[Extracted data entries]
----
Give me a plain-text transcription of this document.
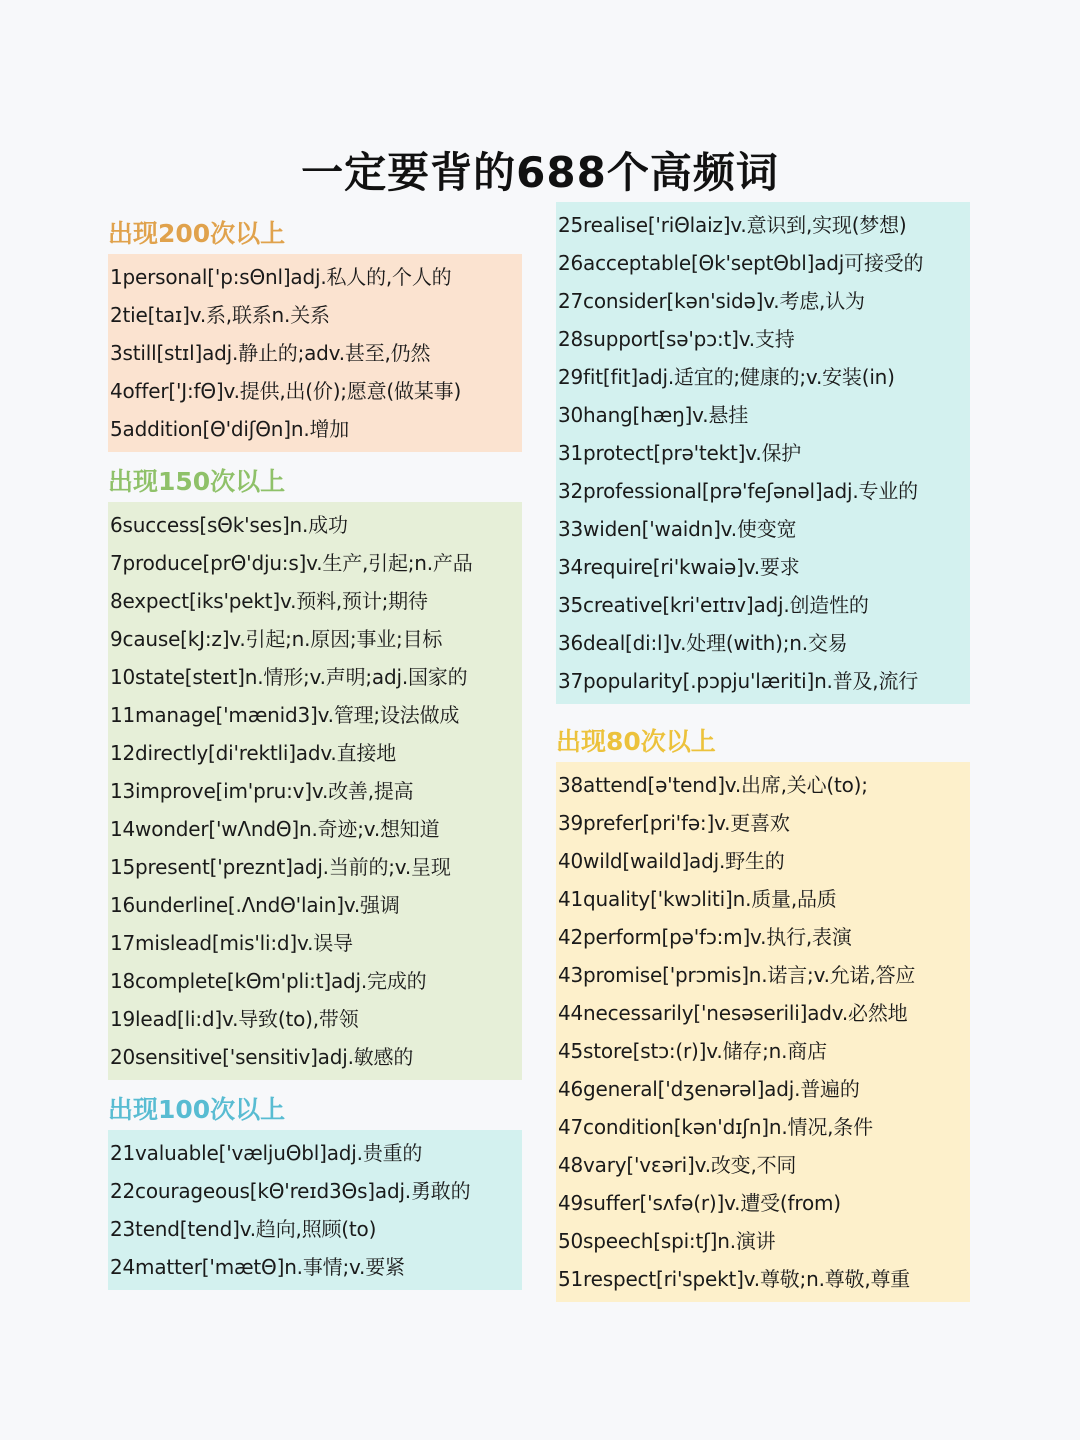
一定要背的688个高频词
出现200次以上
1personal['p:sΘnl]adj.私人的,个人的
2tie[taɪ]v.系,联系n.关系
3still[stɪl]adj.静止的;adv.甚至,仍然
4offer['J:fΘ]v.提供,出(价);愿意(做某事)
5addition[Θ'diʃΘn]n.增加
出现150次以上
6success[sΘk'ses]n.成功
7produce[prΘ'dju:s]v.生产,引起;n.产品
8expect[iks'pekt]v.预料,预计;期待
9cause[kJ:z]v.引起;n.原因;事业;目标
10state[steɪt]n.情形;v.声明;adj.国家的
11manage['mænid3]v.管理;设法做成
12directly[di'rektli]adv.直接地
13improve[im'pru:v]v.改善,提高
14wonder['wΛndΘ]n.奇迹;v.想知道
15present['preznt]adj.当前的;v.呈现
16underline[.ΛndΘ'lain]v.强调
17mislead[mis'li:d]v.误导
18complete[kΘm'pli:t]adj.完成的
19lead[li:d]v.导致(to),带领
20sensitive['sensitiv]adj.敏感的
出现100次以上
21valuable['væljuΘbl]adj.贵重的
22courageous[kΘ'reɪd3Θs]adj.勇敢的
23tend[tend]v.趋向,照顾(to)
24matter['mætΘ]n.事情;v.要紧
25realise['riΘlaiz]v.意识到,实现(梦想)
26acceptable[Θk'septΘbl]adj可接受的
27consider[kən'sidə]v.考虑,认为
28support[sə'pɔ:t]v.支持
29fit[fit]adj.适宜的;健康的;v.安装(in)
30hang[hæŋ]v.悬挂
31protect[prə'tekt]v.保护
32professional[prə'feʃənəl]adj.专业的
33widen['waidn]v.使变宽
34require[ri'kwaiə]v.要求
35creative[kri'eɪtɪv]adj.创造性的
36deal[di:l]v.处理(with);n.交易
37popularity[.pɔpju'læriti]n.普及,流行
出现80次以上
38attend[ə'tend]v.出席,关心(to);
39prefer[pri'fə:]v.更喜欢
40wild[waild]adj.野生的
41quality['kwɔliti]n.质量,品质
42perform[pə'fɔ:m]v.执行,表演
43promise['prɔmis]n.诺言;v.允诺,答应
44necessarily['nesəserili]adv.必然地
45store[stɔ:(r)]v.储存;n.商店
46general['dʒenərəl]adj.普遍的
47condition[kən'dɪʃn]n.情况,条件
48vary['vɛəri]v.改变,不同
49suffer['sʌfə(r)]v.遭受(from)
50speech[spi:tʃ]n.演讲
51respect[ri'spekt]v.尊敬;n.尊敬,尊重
----
▸ **What you have to do**:
Repeat each entry precisely as it appears. Leave the pictures out.

▸ **Final answer**:
Give me a plain-text transcription of this document.
一定要背的688个高频词
出现200次以上
1personal['p:sΘnl]adj.私人的,个人的
2tie[taɪ]v.系,联系n.关系
3still[stɪl]adj.静止的;adv.甚至,仍然
4offer['J:fΘ]v.提供,出(价);愿意(做某事)
5addition[Θ'diʃΘn]n.增加
出现150次以上
6success[sΘk'ses]n.成功
7produce[prΘ'dju:s]v.生产,引起;n.产品
8expect[iks'pekt]v.预料,预计;期待
9cause[kJ:z]v.引起;n.原因;事业;目标
10state[steɪt]n.情形;v.声明;adj.国家的
11manage['mænid3]v.管理;设法做成
12directly[di'rektli]adv.直接地
13improve[im'pru:v]v.改善,提高
14wonder['wΛndΘ]n.奇迹;v.想知道
15present['preznt]adj.当前的;v.呈现
16underline[.ΛndΘ'lain]v.强调
17mislead[mis'li:d]v.误导
18complete[kΘm'pli:t]adj.完成的
19lead[li:d]v.导致(to),带领
20sensitive['sensitiv]adj.敏感的
出现100次以上
21valuable['væljuΘbl]adj.贵重的
22courageous[kΘ'reɪd3Θs]adj.勇敢的
23tend[tend]v.趋向,照顾(to)
24matter['mætΘ]n.事情;v.要紧
25realise['riΘlaiz]v.意识到,实现(梦想)
26acceptable[Θk'septΘbl]adj可接受的
27consider[kən'sidə]v.考虑,认为
28support[sə'pɔ:t]v.支持
29fit[fit]adj.适宜的;健康的;v.安装(in)
30hang[hæŋ]v.悬挂
31protect[prə'tekt]v.保护
32professional[prə'feʃənəl]adj.专业的
33widen['waidn]v.使变宽
34require[ri'kwaiə]v.要求
35creative[kri'eɪtɪv]adj.创造性的
36deal[di:l]v.处理(with);n.交易
37popularity[.pɔpju'læriti]n.普及,流行
出现80次以上
38attend[ə'tend]v.出席,关心(to);
39prefer[pri'fə:]v.更喜欢
40wild[waild]adj.野生的
41quality['kwɔliti]n.质量,品质
42perform[pə'fɔ:m]v.执行,表演
43promise['prɔmis]n.诺言;v.允诺,答应
44necessarily['nesəserili]adv.必然地
45store[stɔ:(r)]v.储存;n.商店
46general['dʒenərəl]adj.普遍的
47condition[kən'dɪʃn]n.情况,条件
48vary['vɛəri]v.改变,不同
49suffer['sʌfə(r)]v.遭受(from)
50speech[spi:tʃ]n.演讲
51respect[ri'spekt]v.尊敬;n.尊敬,尊重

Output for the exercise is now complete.